>> BEGIN DATA SUPPLIED

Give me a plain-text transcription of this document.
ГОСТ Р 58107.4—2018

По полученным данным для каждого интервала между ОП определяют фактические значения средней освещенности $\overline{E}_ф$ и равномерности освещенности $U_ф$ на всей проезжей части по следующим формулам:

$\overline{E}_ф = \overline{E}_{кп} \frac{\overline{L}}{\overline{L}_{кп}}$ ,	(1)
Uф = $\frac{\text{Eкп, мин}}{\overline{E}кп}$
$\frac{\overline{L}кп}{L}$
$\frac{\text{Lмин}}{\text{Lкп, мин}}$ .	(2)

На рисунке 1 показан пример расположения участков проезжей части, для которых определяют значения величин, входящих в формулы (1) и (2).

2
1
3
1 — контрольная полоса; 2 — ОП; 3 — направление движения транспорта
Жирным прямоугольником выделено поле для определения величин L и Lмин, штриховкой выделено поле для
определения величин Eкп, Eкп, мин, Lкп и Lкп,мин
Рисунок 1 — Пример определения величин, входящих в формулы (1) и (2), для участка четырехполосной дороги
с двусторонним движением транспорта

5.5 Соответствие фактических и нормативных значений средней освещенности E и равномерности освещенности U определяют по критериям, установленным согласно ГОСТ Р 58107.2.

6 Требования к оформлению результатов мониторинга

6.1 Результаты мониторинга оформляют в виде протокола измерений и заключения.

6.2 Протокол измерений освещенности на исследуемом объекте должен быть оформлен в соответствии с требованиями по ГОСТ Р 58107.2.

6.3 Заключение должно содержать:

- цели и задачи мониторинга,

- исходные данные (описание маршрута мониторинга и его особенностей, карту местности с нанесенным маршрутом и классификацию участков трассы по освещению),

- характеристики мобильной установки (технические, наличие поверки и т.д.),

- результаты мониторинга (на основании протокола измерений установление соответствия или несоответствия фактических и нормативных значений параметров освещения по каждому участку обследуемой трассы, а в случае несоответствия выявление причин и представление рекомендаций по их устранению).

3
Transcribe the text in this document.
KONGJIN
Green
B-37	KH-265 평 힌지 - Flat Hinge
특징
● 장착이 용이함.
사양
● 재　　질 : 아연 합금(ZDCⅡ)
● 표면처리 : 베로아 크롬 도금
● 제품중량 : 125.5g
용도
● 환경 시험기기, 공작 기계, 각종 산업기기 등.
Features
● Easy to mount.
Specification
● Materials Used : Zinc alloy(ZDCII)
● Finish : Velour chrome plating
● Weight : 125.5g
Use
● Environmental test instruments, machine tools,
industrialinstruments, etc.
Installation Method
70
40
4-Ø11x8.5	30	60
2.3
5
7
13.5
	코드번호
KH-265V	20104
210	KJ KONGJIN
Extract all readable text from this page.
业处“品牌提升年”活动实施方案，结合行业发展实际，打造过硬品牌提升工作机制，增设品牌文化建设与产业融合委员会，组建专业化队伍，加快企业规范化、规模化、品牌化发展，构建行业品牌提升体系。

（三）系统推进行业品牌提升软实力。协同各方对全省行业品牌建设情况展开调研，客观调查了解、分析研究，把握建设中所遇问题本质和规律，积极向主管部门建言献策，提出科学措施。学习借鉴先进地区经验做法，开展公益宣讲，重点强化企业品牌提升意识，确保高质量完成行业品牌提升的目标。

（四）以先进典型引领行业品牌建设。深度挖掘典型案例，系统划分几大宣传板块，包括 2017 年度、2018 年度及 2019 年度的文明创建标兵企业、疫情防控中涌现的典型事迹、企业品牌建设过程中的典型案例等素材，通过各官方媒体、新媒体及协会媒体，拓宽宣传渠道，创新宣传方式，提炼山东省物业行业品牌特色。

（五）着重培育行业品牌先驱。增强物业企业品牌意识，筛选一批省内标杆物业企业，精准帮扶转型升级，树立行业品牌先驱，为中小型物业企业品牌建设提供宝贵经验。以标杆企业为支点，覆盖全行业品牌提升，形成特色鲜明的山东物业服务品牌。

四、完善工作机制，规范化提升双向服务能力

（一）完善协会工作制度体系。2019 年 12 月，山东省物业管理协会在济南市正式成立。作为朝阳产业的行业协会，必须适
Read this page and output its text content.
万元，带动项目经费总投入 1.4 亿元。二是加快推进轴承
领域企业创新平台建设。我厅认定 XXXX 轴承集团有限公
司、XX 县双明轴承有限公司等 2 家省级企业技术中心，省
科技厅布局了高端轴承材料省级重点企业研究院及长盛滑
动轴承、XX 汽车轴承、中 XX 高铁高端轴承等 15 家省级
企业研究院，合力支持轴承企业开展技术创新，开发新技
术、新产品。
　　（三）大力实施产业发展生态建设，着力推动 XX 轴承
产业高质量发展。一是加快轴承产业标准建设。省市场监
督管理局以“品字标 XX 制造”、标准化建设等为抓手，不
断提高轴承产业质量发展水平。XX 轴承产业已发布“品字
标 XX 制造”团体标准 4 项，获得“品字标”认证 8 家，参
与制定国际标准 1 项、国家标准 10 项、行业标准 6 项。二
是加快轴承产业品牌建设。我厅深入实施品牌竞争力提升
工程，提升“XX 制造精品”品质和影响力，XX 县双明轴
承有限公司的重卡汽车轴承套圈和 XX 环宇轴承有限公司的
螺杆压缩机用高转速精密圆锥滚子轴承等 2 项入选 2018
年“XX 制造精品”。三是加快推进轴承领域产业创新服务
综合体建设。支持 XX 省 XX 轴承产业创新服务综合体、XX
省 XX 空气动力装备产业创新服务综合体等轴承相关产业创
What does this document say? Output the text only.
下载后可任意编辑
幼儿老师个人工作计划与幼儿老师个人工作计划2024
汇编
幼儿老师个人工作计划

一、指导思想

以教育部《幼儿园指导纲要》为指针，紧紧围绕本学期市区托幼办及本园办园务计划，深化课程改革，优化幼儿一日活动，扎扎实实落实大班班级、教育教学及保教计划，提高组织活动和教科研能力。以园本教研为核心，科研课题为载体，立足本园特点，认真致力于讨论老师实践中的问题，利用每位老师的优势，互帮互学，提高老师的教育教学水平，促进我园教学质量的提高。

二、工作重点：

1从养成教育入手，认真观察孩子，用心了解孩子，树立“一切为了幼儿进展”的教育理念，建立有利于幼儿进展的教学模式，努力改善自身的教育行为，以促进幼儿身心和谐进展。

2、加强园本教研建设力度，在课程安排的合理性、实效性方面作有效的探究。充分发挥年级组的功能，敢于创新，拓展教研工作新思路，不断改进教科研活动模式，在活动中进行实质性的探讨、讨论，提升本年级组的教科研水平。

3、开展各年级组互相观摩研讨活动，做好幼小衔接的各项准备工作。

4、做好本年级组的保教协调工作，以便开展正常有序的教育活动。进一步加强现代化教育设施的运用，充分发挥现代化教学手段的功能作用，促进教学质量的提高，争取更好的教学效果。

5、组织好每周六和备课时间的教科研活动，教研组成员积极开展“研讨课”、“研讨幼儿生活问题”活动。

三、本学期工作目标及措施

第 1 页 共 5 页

>> END DATA SUPPLIED

EXERCISE OBJECTIVE: Where a line in the material above holds "средней", copy that line.

FINISHED EXERCISE:
По полученным данным для каждого интервала между ОП определяют фактические значения средней освещенности $\overline{E}_ф$ и равномерности освещенности $U_ф$ на всей проезжей части по следующим формулам:
5.5 Соответствие фактических и нормативных значений средней освещенности E и равномерности освещенности U определяют по критериям, установленным согласно ГОСТ Р 58107.2.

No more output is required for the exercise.